Begin Supplied records
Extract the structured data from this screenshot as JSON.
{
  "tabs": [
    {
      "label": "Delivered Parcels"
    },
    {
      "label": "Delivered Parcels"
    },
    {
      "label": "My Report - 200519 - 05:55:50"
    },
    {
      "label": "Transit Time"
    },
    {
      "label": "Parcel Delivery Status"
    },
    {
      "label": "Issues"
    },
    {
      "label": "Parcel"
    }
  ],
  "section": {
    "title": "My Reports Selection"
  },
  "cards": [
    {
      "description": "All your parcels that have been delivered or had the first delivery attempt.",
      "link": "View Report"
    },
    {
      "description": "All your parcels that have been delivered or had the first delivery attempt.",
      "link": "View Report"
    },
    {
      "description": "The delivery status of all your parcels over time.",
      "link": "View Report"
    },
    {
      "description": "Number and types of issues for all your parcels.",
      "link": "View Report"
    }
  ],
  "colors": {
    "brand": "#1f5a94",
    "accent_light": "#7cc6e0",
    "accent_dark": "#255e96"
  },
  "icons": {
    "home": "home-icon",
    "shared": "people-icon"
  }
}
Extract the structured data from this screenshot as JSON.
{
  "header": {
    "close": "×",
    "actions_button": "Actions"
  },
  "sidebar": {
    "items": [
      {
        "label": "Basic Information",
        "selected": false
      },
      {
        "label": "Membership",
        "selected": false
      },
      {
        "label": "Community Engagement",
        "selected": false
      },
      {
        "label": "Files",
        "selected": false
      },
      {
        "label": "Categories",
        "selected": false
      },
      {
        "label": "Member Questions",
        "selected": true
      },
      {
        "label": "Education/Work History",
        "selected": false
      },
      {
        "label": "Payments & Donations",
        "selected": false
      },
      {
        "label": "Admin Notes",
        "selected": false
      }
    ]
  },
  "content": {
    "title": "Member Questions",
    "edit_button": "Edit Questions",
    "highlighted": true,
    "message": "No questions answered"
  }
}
End Supplied records
* **Aim of the task**:
All of the entries must be quoted exactly; please include each one.

* **The response**:
Extract the structured data from this screenshot as JSON.
{
  "tabs": [
    {
      "label": "Delivered Parcels"
    },
    {
      "label": "Delivered Parcels"
    },
    {
      "label": "My Report - 200519 - 05:55:50"
    },
    {
      "label": "Transit Time"
    },
    {
      "label": "Parcel Delivery Status"
    },
    {
      "label": "Issues"
    },
    {
      "label": "Parcel"
    }
  ],
  "section": {
    "title": "My Reports Selection"
  },
  "cards": [
    {
      "description": "All your parcels that have been delivered or had the first delivery attempt.",
      "link": "View Report"
    },
    {
      "description": "All your parcels that have been delivered or had the first delivery attempt.",
      "link": "View Report"
    },
    {
      "description": "The delivery status of all your parcels over time.",
      "link": "View Report"
    },
    {
      "description": "Number and types of issues for all your parcels.",
      "link": "View Report"
    }
  ],
  "colors": {
    "brand": "#1f5a94",
    "accent_light": "#7cc6e0",
    "accent_dark": "#255e96"
  },
  "icons": {
    "home": "home-icon",
    "shared": "people-icon"
  }
}
Extract the structured data from this screenshot as JSON.
{
  "header": {
    "close": "×",
    "actions_button": "Actions"
  },
  "sidebar": {
    "items": [
      {
        "label": "Basic Information",
        "selected": false
      },
      {
        "label": "Membership",
        "selected": false
      },
      {
        "label": "Community Engagement",
        "selected": false
      },
      {
        "label": "Files",
        "selected": false
      },
      {
        "label": "Categories",
        "selected": false
      },
      {
        "label": "Member Questions",
        "selected": true
      },
      {
        "label": "Education/Work History",
        "selected": false
      },
      {
        "label": "Payments & Donations",
        "selected": false
      },
      {
        "label": "Admin Notes",
        "selected": false
      }
    ]
  },
  "content": {
    "title": "Member Questions",
    "edit_button": "Edit Questions",
    "highlighted": true,
    "message": "No questions answered"
  }
}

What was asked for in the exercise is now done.